Task details: Copy out word for word the stretch of the records from their first line through the line containing "select-button[interactable]: 선택 xyxy=(8,62,24,72)", with both of those lines included.

Data section:
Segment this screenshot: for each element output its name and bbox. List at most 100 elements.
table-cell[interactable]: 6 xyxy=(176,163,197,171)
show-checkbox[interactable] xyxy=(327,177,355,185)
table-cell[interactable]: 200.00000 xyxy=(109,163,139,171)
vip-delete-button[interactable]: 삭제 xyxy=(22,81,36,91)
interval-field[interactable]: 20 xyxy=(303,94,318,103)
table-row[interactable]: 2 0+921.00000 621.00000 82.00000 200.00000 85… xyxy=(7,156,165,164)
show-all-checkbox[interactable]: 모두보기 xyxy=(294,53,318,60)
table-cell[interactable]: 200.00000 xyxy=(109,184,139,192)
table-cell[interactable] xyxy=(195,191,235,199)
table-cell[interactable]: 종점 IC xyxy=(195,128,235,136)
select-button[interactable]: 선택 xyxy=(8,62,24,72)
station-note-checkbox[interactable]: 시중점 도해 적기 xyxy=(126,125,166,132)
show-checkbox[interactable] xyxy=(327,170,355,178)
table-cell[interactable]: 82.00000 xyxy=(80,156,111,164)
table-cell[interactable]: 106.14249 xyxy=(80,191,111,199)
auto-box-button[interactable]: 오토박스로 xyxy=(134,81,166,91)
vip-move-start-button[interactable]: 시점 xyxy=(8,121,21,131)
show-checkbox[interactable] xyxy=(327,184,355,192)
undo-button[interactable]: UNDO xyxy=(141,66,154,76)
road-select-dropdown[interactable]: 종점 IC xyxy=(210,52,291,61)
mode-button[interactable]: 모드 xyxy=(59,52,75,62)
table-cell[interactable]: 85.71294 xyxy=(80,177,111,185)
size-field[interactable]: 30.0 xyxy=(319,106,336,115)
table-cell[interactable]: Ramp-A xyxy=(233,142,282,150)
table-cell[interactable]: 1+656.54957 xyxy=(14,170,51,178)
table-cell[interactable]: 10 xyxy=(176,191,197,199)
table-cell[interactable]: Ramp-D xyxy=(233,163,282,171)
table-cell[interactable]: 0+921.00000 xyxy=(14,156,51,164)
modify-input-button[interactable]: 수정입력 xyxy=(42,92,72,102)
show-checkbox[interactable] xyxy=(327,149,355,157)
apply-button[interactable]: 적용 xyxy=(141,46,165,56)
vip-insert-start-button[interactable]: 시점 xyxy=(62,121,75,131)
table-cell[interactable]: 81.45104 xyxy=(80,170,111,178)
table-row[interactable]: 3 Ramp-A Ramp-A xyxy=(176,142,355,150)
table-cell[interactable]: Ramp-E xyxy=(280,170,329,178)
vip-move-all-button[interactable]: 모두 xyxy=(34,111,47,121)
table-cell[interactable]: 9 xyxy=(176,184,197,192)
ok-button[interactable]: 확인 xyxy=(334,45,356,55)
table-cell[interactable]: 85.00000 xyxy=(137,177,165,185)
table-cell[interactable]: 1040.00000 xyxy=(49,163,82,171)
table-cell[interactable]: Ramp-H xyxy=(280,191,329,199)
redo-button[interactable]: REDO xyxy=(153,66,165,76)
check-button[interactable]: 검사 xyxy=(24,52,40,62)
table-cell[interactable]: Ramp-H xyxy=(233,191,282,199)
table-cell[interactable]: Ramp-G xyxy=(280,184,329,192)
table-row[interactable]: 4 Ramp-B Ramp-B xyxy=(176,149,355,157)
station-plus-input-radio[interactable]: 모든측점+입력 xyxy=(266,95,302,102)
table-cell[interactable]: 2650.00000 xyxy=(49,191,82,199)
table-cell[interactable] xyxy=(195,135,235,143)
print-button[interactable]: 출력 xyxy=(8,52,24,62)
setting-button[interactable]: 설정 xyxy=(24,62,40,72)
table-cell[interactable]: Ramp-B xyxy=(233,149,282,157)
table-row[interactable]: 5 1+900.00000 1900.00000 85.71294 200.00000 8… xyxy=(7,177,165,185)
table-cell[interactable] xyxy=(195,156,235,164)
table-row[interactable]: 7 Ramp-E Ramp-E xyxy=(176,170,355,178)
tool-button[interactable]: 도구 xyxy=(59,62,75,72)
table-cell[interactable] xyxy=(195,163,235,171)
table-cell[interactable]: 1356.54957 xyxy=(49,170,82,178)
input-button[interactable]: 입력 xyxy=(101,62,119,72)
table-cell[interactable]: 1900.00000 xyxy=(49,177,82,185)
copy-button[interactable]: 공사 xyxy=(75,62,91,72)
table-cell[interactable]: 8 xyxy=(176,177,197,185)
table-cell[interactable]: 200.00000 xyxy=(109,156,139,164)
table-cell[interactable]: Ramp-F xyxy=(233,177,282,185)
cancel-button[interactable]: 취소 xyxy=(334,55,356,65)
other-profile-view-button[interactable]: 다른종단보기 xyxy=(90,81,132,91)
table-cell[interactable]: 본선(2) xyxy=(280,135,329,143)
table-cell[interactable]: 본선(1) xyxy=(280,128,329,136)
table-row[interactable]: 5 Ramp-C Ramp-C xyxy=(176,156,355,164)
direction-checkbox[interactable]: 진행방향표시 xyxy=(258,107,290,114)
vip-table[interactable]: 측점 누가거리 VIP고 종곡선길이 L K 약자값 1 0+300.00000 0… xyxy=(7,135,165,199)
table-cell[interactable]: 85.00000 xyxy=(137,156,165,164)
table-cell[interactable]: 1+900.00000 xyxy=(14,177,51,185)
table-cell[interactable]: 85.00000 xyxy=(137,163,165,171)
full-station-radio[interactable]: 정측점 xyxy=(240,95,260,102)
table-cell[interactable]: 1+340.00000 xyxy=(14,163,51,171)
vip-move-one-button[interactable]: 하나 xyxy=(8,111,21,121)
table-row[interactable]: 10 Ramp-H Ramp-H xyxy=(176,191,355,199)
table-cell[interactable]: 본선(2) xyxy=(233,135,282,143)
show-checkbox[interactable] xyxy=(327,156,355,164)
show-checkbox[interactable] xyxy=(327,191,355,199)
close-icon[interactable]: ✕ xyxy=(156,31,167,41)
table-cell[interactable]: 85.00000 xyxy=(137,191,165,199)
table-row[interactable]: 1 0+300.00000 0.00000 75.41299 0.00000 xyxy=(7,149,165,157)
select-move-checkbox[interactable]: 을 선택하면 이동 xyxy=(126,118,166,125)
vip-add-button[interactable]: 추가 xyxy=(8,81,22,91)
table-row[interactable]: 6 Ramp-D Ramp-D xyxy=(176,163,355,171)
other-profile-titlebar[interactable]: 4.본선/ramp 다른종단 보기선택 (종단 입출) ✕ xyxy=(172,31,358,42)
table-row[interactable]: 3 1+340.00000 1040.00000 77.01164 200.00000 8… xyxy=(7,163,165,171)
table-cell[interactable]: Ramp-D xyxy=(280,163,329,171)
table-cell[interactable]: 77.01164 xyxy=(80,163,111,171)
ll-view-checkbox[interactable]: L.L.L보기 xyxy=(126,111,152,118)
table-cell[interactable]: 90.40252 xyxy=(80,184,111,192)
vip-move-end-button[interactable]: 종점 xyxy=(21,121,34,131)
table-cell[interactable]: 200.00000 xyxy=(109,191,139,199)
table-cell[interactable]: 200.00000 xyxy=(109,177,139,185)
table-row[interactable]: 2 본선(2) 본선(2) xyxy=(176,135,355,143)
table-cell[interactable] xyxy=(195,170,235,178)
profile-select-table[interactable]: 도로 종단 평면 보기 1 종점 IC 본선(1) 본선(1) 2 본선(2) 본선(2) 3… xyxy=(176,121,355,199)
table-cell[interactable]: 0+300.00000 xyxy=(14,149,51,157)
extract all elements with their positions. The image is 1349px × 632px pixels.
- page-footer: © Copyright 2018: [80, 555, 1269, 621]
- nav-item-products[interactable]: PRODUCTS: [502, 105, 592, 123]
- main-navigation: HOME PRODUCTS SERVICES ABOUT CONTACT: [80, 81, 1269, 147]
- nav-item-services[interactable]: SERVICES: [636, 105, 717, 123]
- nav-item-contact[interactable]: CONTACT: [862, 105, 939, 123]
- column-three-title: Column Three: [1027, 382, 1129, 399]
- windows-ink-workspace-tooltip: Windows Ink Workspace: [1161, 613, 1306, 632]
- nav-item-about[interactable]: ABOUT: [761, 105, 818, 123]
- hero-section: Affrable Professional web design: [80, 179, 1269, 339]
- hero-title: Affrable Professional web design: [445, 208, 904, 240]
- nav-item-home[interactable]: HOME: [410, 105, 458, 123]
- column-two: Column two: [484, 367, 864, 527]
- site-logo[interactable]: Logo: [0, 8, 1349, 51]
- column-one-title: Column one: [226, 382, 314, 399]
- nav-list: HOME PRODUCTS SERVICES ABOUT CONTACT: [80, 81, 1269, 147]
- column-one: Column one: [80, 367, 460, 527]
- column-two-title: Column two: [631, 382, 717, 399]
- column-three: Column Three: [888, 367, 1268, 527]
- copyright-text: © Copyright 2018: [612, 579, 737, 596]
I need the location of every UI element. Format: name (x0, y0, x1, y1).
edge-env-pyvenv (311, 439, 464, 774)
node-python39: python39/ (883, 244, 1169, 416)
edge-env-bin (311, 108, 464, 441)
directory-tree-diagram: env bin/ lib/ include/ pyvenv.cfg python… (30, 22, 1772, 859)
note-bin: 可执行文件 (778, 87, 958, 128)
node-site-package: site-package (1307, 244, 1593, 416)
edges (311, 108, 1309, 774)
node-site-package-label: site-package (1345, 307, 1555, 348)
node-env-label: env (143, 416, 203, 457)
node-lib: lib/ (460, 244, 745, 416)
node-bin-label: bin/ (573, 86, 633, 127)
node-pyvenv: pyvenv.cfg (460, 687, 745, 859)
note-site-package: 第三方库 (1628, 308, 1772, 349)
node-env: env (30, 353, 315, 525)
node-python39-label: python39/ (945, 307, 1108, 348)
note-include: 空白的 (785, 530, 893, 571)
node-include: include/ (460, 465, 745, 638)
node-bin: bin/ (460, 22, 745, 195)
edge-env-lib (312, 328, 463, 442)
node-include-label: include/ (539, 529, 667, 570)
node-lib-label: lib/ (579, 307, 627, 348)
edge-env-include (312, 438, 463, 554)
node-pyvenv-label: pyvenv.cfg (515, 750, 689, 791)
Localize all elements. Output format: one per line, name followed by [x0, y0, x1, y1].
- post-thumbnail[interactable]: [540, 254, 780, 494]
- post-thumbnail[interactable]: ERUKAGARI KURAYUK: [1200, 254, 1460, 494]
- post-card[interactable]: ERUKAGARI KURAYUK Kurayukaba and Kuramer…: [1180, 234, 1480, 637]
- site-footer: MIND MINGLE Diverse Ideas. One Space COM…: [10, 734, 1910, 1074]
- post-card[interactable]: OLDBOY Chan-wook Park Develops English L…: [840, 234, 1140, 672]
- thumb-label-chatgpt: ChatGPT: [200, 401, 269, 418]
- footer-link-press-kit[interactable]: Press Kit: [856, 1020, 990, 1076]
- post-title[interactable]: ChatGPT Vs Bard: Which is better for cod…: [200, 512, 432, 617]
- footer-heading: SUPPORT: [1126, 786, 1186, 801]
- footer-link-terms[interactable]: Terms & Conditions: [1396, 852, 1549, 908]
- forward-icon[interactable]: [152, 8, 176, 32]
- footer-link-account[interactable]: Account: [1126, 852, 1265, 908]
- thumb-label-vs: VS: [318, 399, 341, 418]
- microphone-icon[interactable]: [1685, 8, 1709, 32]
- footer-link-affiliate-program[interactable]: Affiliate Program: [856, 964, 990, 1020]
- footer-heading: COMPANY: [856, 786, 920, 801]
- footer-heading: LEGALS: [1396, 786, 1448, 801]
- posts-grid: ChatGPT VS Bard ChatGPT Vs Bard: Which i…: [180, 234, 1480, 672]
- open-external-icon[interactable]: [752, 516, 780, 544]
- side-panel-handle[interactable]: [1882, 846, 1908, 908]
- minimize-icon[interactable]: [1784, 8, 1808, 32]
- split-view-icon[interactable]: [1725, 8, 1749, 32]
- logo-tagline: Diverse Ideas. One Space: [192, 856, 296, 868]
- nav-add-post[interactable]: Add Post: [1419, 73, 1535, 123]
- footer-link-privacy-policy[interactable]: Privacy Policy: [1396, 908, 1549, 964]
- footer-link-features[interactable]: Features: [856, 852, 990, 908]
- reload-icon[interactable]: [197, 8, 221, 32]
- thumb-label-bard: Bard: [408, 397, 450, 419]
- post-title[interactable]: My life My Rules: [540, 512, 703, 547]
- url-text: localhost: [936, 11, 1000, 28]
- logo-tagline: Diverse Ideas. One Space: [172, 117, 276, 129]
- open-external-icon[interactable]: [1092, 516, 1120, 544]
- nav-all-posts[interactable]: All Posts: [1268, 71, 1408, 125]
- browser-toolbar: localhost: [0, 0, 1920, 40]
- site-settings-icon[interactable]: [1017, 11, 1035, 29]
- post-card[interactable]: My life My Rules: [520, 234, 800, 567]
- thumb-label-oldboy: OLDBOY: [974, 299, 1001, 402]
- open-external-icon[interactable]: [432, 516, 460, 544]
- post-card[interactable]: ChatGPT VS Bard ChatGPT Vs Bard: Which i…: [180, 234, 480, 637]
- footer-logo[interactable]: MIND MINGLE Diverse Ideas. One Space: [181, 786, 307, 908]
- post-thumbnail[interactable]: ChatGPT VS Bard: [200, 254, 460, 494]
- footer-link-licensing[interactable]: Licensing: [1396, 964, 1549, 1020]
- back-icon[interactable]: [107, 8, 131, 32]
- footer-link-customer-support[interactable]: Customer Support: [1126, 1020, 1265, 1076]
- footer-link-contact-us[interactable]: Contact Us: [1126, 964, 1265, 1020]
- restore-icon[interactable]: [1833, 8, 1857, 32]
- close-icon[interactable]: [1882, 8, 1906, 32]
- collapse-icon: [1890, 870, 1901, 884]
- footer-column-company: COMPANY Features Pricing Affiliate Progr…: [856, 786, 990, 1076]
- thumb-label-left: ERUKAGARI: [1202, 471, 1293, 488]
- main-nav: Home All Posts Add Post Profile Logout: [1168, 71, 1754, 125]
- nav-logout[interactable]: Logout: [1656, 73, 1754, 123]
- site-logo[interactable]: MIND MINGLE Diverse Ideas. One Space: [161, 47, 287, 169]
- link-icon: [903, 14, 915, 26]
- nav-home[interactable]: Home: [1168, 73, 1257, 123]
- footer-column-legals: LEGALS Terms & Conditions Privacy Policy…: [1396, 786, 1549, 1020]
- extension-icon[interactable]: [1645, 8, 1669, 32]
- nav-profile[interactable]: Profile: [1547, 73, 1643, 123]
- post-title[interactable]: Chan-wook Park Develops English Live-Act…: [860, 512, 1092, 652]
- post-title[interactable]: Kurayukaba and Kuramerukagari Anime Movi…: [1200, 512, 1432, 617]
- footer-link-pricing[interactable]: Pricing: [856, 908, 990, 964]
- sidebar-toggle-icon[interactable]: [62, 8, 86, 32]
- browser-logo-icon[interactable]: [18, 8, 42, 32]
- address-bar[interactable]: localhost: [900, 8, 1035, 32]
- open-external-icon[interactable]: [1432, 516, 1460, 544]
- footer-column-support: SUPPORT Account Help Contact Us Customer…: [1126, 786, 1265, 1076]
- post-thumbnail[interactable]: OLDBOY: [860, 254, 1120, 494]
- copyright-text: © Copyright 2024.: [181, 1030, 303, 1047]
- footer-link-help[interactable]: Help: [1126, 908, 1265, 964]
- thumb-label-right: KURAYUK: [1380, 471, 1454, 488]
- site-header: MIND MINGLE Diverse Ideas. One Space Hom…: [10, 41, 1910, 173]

Response to the exercise:
Segment this screenshot: for each element output its name and bbox. List at most 100 elements.
table-cell[interactable]: 6 xyxy=(176,163,197,171)
show-checkbox[interactable] xyxy=(327,177,355,185)
table-cell[interactable]: 200.00000 xyxy=(109,163,139,171)
vip-delete-button[interactable]: 삭제 xyxy=(22,81,36,91)
interval-field[interactable]: 20 xyxy=(303,94,318,103)
table-row[interactable]: 2 0+921.00000 621.00000 82.00000 200.00000 85… xyxy=(7,156,165,164)
show-all-checkbox[interactable]: 모두보기 xyxy=(294,53,318,60)
table-cell[interactable]: 200.00000 xyxy=(109,184,139,192)
table-cell[interactable] xyxy=(195,191,235,199)
table-cell[interactable]: 종점 IC xyxy=(195,128,235,136)
select-button[interactable]: 선택 xyxy=(8,62,24,72)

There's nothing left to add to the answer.